REQUIREMENTS |
Do not include the pictures; repeat the rest of the data exactly.

LISTING |
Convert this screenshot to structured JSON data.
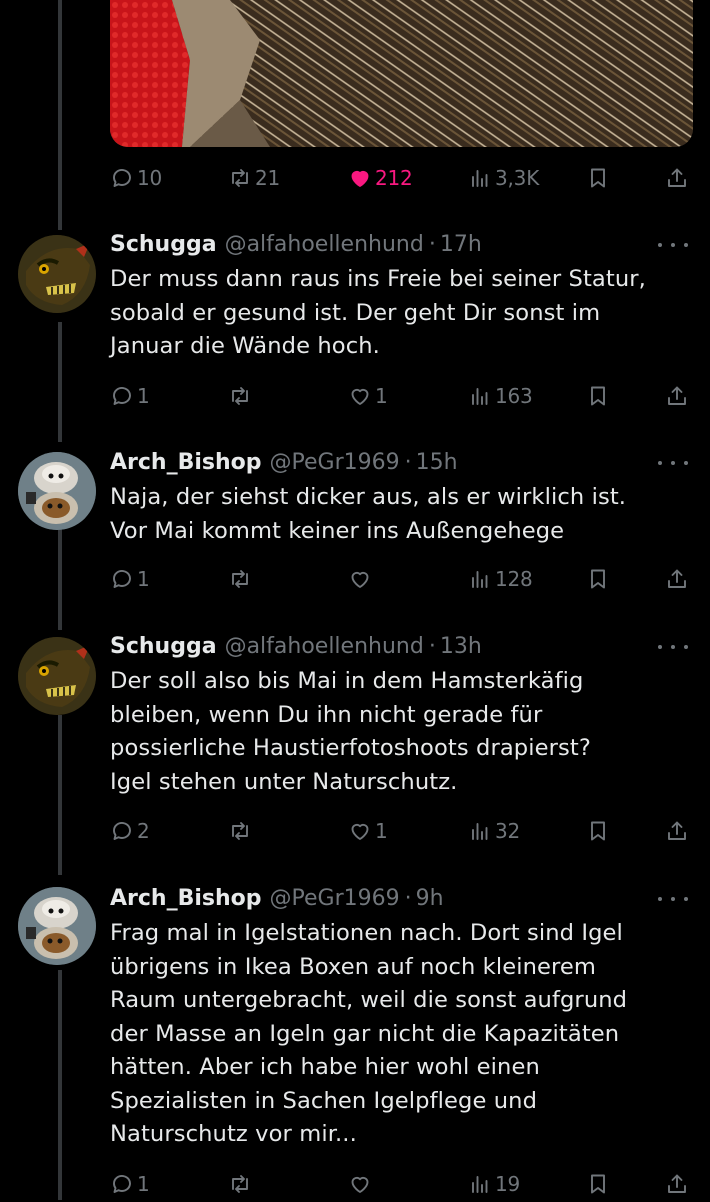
{
  "top_post": {
    "stats": {
      "replies": "10",
      "reposts": "21",
      "likes": "212",
      "views": "3,3K"
    }
  },
  "replies": [
    {
      "name": "Schugga",
      "handle": "@alfahoellenhund",
      "time": "17h",
      "text": "Der muss dann raus ins Freie bei seiner Statur,\nsobald er gesund ist. Der geht Dir sonst im\nJanuar die Wände hoch.",
      "replies": "1",
      "reposts": "",
      "likes": "1",
      "views": "163"
    },
    {
      "name": "Arch_Bishop",
      "handle": "@PeGr1969",
      "time": "15h",
      "text": "Naja, der siehst dicker aus, als er wirklich ist.\nVor Mai kommt keiner ins Außengehege",
      "replies": "1",
      "reposts": "",
      "likes": "",
      "views": "128"
    },
    {
      "name": "Schugga",
      "handle": "@alfahoellenhund",
      "time": "13h",
      "text": "Der soll also bis Mai in dem Hamsterkäfig\nbleiben, wenn Du ihn nicht gerade für\npossierliche Haustierfotoshoots drapierst?\nIgel stehen unter Naturschutz.",
      "replies": "2",
      "reposts": "",
      "likes": "1",
      "views": "32"
    },
    {
      "name": "Arch_Bishop",
      "handle": "@PeGr1969",
      "time": "9h",
      "text": "Frag mal in Igelstationen nach. Dort sind Igel\nübrigens in Ikea Boxen auf noch kleinerem\nRaum untergebracht, weil die sonst aufgrund\nder Masse an Igeln gar nicht die Kapazitäten\nhätten. Aber ich habe hier wohl einen\nSpezialisten in Sachen Igelpflege und\nNaturschutz vor mir...",
      "replies": "1",
      "reposts": "",
      "likes": "",
      "views": "19"
    }
  ],
  "sep": "·",
  "colors": {
    "background": "#000000",
    "text": "#e7e9ea",
    "muted": "#71767b",
    "like": "#f91880",
    "thread_line": "#333639"
  },
  "icons": {
    "reply": "speech-bubble-icon",
    "repost": "repost-arrows-icon",
    "like": "heart-icon",
    "views": "bar-chart-icon",
    "bookmark": "bookmark-icon",
    "share": "share-upload-icon",
    "more": "ellipsis-icon"
  }
}
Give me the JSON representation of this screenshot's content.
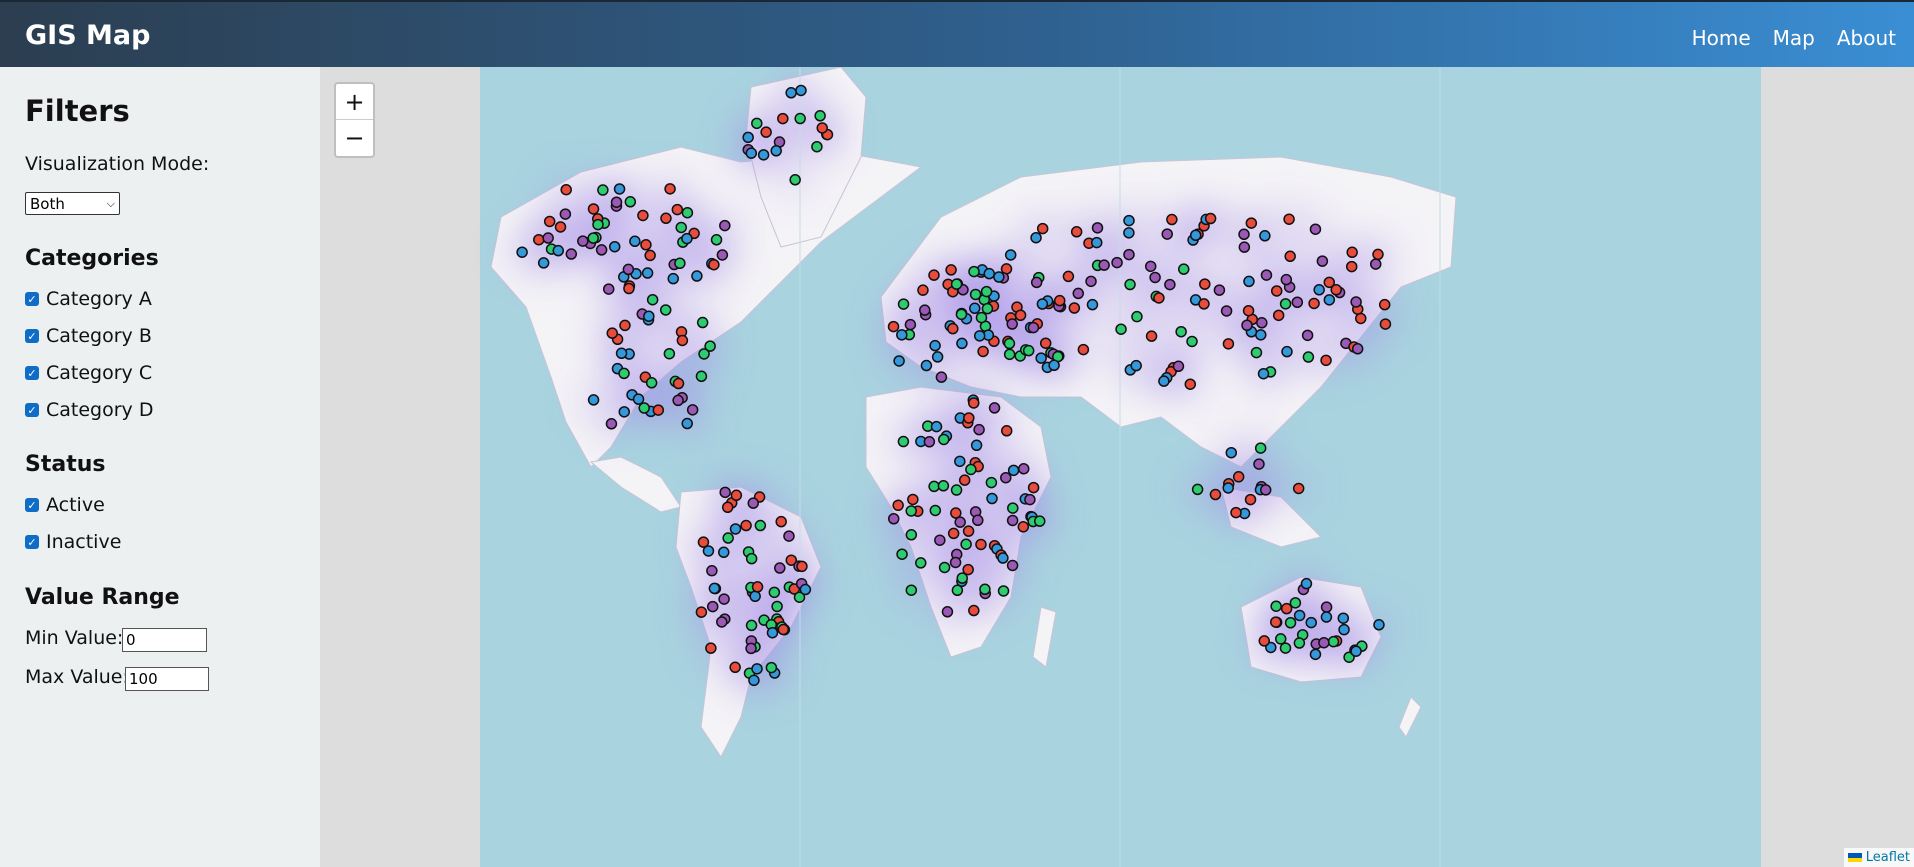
{
  "header": {
    "title": "GIS Map",
    "nav": [
      "Home",
      "Map",
      "About"
    ]
  },
  "sidebar": {
    "title": "Filters",
    "mode_label": "Visualization Mode:",
    "mode_value": "Both",
    "categories_title": "Categories",
    "categories": [
      "Category A",
      "Category B",
      "Category C",
      "Category D"
    ],
    "status_title": "Status",
    "statuses": [
      "Active",
      "Inactive"
    ],
    "range_title": "Value Range",
    "min_label": "Min Value:",
    "min_value": "0",
    "max_label": "Max Value:",
    "max_value": "100"
  },
  "map": {
    "zoom_in": "+",
    "zoom_out": "−",
    "attribution": "Leaflet",
    "marker_colors": [
      "#e74c3c",
      "#2ecc71",
      "#3498db",
      "#9b59b6"
    ],
    "ocean_color": "#a9d3df"
  }
}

CORRECT OUTPUT |
Convert this screenshot to structured JSON data.
{
  "top_post": {
    "stats": {
      "replies": "10",
      "reposts": "21",
      "likes": "212",
      "views": "3,3K"
    }
  },
  "replies": [
    {
      "name": "Schugga",
      "handle": "@alfahoellenhund",
      "time": "17h",
      "text": "Der muss dann raus ins Freie bei seiner Statur,\nsobald er gesund ist. Der geht Dir sonst im\nJanuar die Wände hoch.",
      "replies": "1",
      "reposts": "",
      "likes": "1",
      "views": "163"
    },
    {
      "name": "Arch_Bishop",
      "handle": "@PeGr1969",
      "time": "15h",
      "text": "Naja, der siehst dicker aus, als er wirklich ist.\nVor Mai kommt keiner ins Außengehege",
      "replies": "1",
      "reposts": "",
      "likes": "",
      "views": "128"
    },
    {
      "name": "Schugga",
      "handle": "@alfahoellenhund",
      "time": "13h",
      "text": "Der soll also bis Mai in dem Hamsterkäfig\nbleiben, wenn Du ihn nicht gerade für\npossierliche Haustierfotoshoots drapierst?\nIgel stehen unter Naturschutz.",
      "replies": "2",
      "reposts": "",
      "likes": "1",
      "views": "32"
    },
    {
      "name": "Arch_Bishop",
      "handle": "@PeGr1969",
      "time": "9h",
      "text": "Frag mal in Igelstationen nach. Dort sind Igel\nübrigens in Ikea Boxen auf noch kleinerem\nRaum untergebracht, weil die sonst aufgrund\nder Masse an Igeln gar nicht die Kapazitäten\nhätten. Aber ich habe hier wohl einen\nSpezialisten in Sachen Igelpflege und\nNaturschutz vor mir...",
      "replies": "1",
      "reposts": "",
      "likes": "",
      "views": "19"
    }
  ],
  "sep": "·",
  "colors": {
    "background": "#000000",
    "text": "#e7e9ea",
    "muted": "#71767b",
    "like": "#f91880",
    "thread_line": "#333639"
  },
  "icons": {
    "reply": "speech-bubble-icon",
    "repost": "repost-arrows-icon",
    "like": "heart-icon",
    "views": "bar-chart-icon",
    "bookmark": "bookmark-icon",
    "share": "share-upload-icon",
    "more": "ellipsis-icon"
  }
}
Give me the JSON representation of this screenshot's content.
{
  "header": {
    "title": "GIS Map",
    "nav": [
      "Home",
      "Map",
      "About"
    ]
  },
  "sidebar": {
    "title": "Filters",
    "mode_label": "Visualization Mode:",
    "mode_value": "Both",
    "categories_title": "Categories",
    "categories": [
      "Category A",
      "Category B",
      "Category C",
      "Category D"
    ],
    "status_title": "Status",
    "statuses": [
      "Active",
      "Inactive"
    ],
    "range_title": "Value Range",
    "min_label": "Min Value:",
    "min_value": "0",
    "max_label": "Max Value:",
    "max_value": "100"
  },
  "map": {
    "zoom_in": "+",
    "zoom_out": "−",
    "attribution": "Leaflet",
    "marker_colors": [
      "#e74c3c",
      "#2ecc71",
      "#3498db",
      "#9b59b6"
    ],
    "ocean_color": "#a9d3df"
  }
}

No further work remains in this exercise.